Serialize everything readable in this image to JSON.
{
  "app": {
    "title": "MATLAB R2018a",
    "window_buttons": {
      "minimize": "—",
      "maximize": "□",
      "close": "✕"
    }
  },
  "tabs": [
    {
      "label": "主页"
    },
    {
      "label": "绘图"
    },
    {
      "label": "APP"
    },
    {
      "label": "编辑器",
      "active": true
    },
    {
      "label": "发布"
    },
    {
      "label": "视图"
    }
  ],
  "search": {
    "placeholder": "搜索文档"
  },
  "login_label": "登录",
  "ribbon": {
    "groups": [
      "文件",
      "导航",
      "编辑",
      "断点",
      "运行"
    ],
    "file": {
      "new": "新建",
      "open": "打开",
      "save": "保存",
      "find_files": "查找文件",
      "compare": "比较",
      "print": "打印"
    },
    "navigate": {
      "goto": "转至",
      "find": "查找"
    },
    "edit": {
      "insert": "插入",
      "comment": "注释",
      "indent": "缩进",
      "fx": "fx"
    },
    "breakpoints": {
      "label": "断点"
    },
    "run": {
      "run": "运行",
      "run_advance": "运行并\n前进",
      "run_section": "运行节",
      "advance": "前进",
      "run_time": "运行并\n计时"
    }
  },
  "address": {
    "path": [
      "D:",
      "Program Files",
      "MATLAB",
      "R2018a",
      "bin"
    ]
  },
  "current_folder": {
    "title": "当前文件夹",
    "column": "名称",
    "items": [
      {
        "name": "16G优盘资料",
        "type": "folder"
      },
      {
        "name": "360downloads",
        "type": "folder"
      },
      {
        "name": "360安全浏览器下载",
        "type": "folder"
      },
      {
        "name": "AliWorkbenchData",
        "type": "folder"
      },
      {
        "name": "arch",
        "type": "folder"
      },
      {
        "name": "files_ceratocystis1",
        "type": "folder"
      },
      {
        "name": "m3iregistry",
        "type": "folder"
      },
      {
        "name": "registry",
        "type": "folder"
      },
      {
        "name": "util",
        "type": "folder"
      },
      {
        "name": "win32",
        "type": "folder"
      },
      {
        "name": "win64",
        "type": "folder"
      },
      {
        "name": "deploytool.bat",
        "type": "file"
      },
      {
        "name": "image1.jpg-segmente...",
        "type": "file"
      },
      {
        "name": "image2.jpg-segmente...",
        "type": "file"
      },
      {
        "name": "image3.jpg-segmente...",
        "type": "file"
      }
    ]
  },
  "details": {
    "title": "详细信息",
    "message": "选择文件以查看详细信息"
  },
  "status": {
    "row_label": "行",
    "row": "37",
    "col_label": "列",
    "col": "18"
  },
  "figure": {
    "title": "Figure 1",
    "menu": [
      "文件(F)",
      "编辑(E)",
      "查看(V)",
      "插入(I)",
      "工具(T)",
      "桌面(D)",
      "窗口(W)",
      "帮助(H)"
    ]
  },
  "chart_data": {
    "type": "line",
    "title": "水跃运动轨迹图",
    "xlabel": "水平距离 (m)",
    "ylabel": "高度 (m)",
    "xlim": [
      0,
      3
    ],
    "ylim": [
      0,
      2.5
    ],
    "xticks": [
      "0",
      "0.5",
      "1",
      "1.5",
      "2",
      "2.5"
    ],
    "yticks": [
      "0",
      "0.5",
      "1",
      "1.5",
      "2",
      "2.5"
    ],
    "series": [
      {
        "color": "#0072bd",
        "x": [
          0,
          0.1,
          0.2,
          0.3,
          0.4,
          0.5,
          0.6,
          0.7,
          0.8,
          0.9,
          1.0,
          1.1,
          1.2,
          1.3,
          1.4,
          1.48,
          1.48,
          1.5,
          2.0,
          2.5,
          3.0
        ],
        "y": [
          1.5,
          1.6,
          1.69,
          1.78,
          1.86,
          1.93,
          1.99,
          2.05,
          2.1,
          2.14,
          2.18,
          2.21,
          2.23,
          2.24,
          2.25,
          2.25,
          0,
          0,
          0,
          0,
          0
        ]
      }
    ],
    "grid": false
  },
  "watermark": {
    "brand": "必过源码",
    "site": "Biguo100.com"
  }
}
· · · · · · ·
### WHAT TO DO
The listing above must be transcribed exactly, line by line.

### SOLUTION
Serialize everything readable in this image to JSON.
{
  "app": {
    "title": "MATLAB R2018a",
    "window_buttons": {
      "minimize": "—",
      "maximize": "□",
      "close": "✕"
    }
  },
  "tabs": [
    {
      "label": "主页"
    },
    {
      "label": "绘图"
    },
    {
      "label": "APP"
    },
    {
      "label": "编辑器",
      "active": true
    },
    {
      "label": "发布"
    },
    {
      "label": "视图"
    }
  ],
  "search": {
    "placeholder": "搜索文档"
  },
  "login_label": "登录",
  "ribbon": {
    "groups": [
      "文件",
      "导航",
      "编辑",
      "断点",
      "运行"
    ],
    "file": {
      "new": "新建",
      "open": "打开",
      "save": "保存",
      "find_files": "查找文件",
      "compare": "比较",
      "print": "打印"
    },
    "navigate": {
      "goto": "转至",
      "find": "查找"
    },
    "edit": {
      "insert": "插入",
      "comment": "注释",
      "indent": "缩进",
      "fx": "fx"
    },
    "breakpoints": {
      "label": "断点"
    },
    "run": {
      "run": "运行",
      "run_advance": "运行并\n前进",
      "run_section": "运行节",
      "advance": "前进",
      "run_time": "运行并\n计时"
    }
  },
  "address": {
    "path": [
      "D:",
      "Program Files",
      "MATLAB",
      "R2018a",
      "bin"
    ]
  },
  "current_folder": {
    "title": "当前文件夹",
    "column": "名称",
    "items": [
      {
        "name": "16G优盘资料",
        "type": "folder"
      },
      {
        "name": "360downloads",
        "type": "folder"
      },
      {
        "name": "360安全浏览器下载",
        "type": "folder"
      },
      {
        "name": "AliWorkbenchData",
        "type": "folder"
      },
      {
        "name": "arch",
        "type": "folder"
      },
      {
        "name": "files_ceratocystis1",
        "type": "folder"
      },
      {
        "name": "m3iregistry",
        "type": "folder"
      },
      {
        "name": "registry",
        "type": "folder"
      },
      {
        "name": "util",
        "type": "folder"
      },
      {
        "name": "win32",
        "type": "folder"
      },
      {
        "name": "win64",
        "type": "folder"
      },
      {
        "name": "deploytool.bat",
        "type": "file"
      },
      {
        "name": "image1.jpg-segmente...",
        "type": "file"
      },
      {
        "name": "image2.jpg-segmente...",
        "type": "file"
      },
      {
        "name": "image3.jpg-segmente...",
        "type": "file"
      }
    ]
  },
  "details": {
    "title": "详细信息",
    "message": "选择文件以查看详细信息"
  },
  "status": {
    "row_label": "行",
    "row": "37",
    "col_label": "列",
    "col": "18"
  },
  "figure": {
    "title": "Figure 1",
    "menu": [
      "文件(F)",
      "编辑(E)",
      "查看(V)",
      "插入(I)",
      "工具(T)",
      "桌面(D)",
      "窗口(W)",
      "帮助(H)"
    ]
  },
  "chart_data": {
    "type": "line",
    "title": "水跃运动轨迹图",
    "xlabel": "水平距离 (m)",
    "ylabel": "高度 (m)",
    "xlim": [
      0,
      3
    ],
    "ylim": [
      0,
      2.5
    ],
    "xticks": [
      "0",
      "0.5",
      "1",
      "1.5",
      "2",
      "2.5"
    ],
    "yticks": [
      "0",
      "0.5",
      "1",
      "1.5",
      "2",
      "2.5"
    ],
    "series": [
      {
        "color": "#0072bd",
        "x": [
          0,
          0.1,
          0.2,
          0.3,
          0.4,
          0.5,
          0.6,
          0.7,
          0.8,
          0.9,
          1.0,
          1.1,
          1.2,
          1.3,
          1.4,
          1.48,
          1.48,
          1.5,
          2.0,
          2.5,
          3.0
        ],
        "y": [
          1.5,
          1.6,
          1.69,
          1.78,
          1.86,
          1.93,
          1.99,
          2.05,
          2.1,
          2.14,
          2.18,
          2.21,
          2.23,
          2.24,
          2.25,
          2.25,
          0,
          0,
          0,
          0,
          0
        ]
      }
    ],
    "grid": false
  },
  "watermark": {
    "brand": "必过源码",
    "site": "Biguo100.com"
  }
}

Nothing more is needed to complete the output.